_What the task requires_.
Write out all of the data exactly as it appears.

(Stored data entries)
----------

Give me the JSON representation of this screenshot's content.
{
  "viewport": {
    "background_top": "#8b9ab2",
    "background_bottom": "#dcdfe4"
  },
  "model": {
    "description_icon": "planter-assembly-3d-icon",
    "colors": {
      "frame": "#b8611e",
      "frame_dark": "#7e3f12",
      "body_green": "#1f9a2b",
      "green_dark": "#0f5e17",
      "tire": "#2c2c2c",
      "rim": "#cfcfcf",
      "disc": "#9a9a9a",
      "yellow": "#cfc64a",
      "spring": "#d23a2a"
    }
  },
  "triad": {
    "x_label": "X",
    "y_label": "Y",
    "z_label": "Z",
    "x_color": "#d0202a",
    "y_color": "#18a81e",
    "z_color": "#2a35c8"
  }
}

----------

_Complete output_.
Give me the JSON representation of this screenshot's content.
{
  "viewport": {
    "background_top": "#8b9ab2",
    "background_bottom": "#dcdfe4"
  },
  "model": {
    "description_icon": "planter-assembly-3d-icon",
    "colors": {
      "frame": "#b8611e",
      "frame_dark": "#7e3f12",
      "body_green": "#1f9a2b",
      "green_dark": "#0f5e17",
      "tire": "#2c2c2c",
      "rim": "#cfcfcf",
      "disc": "#9a9a9a",
      "yellow": "#cfc64a",
      "spring": "#d23a2a"
    }
  },
  "triad": {
    "x_label": "X",
    "y_label": "Y",
    "z_label": "Z",
    "x_color": "#d0202a",
    "y_color": "#18a81e",
    "z_color": "#2a35c8"
  }
}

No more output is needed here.